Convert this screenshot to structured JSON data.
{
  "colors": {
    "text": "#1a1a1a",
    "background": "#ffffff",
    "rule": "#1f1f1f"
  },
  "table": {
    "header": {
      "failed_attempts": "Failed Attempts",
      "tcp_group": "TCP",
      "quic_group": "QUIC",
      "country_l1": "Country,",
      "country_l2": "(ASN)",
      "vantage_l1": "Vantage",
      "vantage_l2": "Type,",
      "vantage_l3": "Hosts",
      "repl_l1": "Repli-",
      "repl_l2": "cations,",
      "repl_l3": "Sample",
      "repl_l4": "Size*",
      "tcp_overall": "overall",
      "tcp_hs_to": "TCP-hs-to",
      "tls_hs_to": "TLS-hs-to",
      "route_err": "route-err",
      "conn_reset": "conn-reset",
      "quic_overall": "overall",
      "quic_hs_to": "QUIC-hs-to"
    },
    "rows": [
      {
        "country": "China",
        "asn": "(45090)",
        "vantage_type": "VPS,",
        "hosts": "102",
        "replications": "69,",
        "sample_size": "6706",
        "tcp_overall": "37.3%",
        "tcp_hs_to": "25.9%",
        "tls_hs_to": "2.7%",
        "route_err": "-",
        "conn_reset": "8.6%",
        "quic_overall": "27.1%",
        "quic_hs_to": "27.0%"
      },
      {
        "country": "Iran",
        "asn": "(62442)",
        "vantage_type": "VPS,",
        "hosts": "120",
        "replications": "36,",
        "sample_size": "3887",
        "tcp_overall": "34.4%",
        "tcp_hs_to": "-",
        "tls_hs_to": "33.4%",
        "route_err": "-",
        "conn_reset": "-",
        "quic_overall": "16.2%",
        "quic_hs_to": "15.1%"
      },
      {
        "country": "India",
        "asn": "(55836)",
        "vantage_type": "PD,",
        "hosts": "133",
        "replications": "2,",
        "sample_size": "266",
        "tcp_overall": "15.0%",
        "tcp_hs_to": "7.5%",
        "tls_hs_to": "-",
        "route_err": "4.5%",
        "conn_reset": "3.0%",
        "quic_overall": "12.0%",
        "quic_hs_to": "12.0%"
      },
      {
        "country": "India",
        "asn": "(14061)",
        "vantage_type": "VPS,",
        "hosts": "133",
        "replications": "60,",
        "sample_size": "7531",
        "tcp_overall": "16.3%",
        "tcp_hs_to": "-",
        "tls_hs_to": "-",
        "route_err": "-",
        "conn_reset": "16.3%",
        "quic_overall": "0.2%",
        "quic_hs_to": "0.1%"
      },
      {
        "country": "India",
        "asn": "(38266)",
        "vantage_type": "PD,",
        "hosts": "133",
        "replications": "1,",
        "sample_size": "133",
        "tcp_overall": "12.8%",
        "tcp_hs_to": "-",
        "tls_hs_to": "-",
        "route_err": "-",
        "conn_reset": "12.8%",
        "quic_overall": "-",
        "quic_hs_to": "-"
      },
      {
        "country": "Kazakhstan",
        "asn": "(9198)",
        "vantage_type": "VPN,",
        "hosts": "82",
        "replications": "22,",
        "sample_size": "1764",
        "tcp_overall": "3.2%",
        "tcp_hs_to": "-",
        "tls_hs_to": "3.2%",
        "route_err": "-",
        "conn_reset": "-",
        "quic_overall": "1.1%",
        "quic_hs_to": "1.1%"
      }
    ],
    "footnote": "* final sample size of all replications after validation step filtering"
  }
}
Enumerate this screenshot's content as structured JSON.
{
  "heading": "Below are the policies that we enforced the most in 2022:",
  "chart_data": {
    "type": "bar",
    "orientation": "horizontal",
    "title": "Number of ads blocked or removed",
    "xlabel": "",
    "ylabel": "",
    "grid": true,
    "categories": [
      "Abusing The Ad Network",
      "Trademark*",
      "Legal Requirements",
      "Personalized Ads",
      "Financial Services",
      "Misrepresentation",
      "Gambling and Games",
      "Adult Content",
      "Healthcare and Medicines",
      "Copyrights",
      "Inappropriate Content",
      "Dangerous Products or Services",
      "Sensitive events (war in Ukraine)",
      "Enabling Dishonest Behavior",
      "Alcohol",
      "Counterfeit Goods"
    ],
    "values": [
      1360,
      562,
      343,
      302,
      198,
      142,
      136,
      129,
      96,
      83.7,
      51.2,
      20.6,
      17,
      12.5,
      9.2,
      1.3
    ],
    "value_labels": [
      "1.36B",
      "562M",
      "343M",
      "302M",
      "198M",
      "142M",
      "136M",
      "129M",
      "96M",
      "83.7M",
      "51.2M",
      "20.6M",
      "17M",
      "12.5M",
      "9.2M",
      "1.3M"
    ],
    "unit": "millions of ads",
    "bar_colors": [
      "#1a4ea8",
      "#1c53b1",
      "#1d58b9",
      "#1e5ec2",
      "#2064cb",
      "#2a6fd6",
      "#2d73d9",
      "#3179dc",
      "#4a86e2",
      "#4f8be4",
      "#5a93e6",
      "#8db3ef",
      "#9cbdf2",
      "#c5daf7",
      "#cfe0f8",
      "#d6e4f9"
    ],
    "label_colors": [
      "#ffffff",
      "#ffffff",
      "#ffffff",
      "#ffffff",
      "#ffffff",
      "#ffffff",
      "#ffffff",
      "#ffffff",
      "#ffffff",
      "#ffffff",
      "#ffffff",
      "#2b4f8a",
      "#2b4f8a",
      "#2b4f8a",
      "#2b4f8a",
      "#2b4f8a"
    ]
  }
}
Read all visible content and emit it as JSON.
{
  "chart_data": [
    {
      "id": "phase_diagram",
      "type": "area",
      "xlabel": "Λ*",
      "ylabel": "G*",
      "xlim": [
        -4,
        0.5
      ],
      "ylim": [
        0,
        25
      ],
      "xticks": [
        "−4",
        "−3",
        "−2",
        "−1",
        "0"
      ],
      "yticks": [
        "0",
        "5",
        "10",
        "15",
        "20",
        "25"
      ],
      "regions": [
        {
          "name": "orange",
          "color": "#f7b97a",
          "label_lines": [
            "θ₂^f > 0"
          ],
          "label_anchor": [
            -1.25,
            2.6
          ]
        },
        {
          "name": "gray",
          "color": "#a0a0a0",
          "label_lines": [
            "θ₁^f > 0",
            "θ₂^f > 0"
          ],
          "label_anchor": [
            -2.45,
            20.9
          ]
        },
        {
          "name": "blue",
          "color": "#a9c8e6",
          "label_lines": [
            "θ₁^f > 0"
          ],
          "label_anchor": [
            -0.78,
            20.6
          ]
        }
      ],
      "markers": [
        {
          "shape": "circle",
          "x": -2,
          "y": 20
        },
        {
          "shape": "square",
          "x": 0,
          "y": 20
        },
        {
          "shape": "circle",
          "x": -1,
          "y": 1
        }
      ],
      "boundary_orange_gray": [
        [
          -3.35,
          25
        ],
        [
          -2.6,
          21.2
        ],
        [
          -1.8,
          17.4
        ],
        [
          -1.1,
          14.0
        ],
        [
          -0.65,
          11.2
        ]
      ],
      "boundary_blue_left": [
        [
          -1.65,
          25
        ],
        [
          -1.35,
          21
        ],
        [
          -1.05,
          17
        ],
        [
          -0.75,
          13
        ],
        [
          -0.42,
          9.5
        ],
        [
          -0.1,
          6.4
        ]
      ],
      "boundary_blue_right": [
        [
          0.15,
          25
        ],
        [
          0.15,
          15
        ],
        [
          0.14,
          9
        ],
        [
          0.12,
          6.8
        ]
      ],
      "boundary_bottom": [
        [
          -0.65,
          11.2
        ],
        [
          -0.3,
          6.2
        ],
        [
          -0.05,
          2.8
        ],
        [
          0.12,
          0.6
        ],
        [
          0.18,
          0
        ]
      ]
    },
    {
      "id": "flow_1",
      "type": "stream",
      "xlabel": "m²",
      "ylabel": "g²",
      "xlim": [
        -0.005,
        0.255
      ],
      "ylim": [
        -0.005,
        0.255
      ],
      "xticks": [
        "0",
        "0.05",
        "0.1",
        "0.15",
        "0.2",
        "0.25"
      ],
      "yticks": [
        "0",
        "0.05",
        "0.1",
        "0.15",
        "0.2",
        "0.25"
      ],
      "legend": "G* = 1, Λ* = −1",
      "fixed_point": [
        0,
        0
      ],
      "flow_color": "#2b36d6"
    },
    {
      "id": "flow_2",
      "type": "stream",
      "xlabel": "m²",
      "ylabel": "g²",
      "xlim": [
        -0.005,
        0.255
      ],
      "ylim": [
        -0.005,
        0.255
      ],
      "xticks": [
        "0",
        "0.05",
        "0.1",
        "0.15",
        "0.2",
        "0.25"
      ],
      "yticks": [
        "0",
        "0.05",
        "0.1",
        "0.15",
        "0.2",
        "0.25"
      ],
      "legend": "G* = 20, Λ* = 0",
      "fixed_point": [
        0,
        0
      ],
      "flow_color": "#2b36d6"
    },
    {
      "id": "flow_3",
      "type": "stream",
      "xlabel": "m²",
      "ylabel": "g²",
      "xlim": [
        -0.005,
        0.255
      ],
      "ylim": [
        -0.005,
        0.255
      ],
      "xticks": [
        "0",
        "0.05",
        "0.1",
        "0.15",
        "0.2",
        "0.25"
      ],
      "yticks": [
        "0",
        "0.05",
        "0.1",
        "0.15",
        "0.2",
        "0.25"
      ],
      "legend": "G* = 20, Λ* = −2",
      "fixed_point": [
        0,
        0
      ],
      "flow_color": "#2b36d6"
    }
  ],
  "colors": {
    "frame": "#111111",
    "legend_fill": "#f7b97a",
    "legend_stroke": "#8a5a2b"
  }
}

━━━━━━━━━━━━━━━━━━━━━━━━━━━━━━

[Your task]
Go through the entries above and count the lines containing the word "screenshot"; give only that count.

[Task output]
2